(Collected data)

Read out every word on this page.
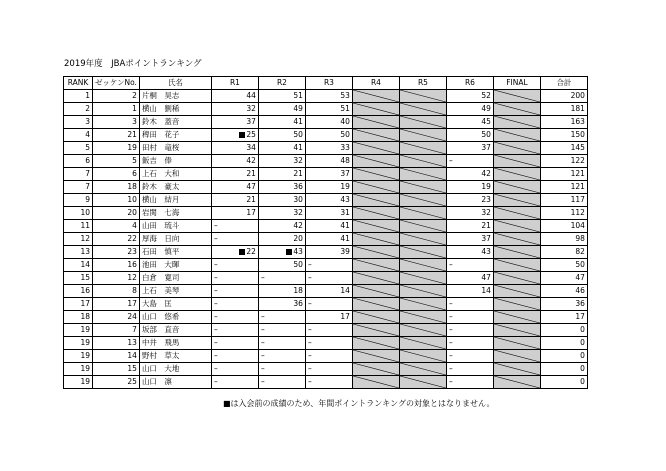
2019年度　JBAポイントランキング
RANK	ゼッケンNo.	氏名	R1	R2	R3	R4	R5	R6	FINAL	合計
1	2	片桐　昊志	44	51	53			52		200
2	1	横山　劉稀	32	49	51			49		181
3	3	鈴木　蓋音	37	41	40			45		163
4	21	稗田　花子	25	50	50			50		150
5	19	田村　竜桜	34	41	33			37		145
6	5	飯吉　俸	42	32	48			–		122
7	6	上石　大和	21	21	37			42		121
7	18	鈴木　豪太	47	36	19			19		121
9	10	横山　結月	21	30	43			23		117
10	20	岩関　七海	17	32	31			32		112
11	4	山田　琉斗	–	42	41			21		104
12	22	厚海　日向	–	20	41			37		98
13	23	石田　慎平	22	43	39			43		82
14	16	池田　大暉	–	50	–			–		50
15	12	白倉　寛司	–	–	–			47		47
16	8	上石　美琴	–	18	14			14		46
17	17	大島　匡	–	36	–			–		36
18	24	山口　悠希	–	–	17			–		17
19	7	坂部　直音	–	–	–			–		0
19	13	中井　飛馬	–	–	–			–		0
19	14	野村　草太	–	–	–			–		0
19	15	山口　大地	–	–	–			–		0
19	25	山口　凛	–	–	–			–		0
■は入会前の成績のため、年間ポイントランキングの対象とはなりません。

▶ [THE PROBLEM] Reproduce all of the data exactly; the pictures do not belong in the copy.

▶ [FINISHED EXERCISE]
Read out every word on this page.
2019年度　JBAポイントランキング
RANK	ゼッケンNo.	氏名	R1	R2	R3	R4	R5	R6	FINAL	合計
1	2	片桐　昊志	44	51	53			52		200
2	1	横山　劉稀	32	49	51			49		181
3	3	鈴木　蓋音	37	41	40			45		163
4	21	稗田　花子	25	50	50			50		150
5	19	田村　竜桜	34	41	33			37		145
6	5	飯吉　俸	42	32	48			–		122
7	6	上石　大和	21	21	37			42		121
7	18	鈴木　豪太	47	36	19			19		121
9	10	横山　結月	21	30	43			23		117
10	20	岩関　七海	17	32	31			32		112
11	4	山田　琉斗	–	42	41			21		104
12	22	厚海　日向	–	20	41			37		98
13	23	石田　慎平	22	43	39			43		82
14	16	池田　大暉	–	50	–			–		50
15	12	白倉　寛司	–	–	–			47		47
16	8	上石　美琴	–	18	14			14		46
17	17	大島　匡	–	36	–			–		36
18	24	山口　悠希	–	–	17			–		17
19	7	坂部　直音	–	–	–			–		0
19	13	中井　飛馬	–	–	–			–		0
19	14	野村　草太	–	–	–			–		0
19	15	山口　大地	–	–	–			–		0
19	25	山口　凛	–	–	–			–		0
■は入会前の成績のため、年間ポイントランキングの対象とはなりません。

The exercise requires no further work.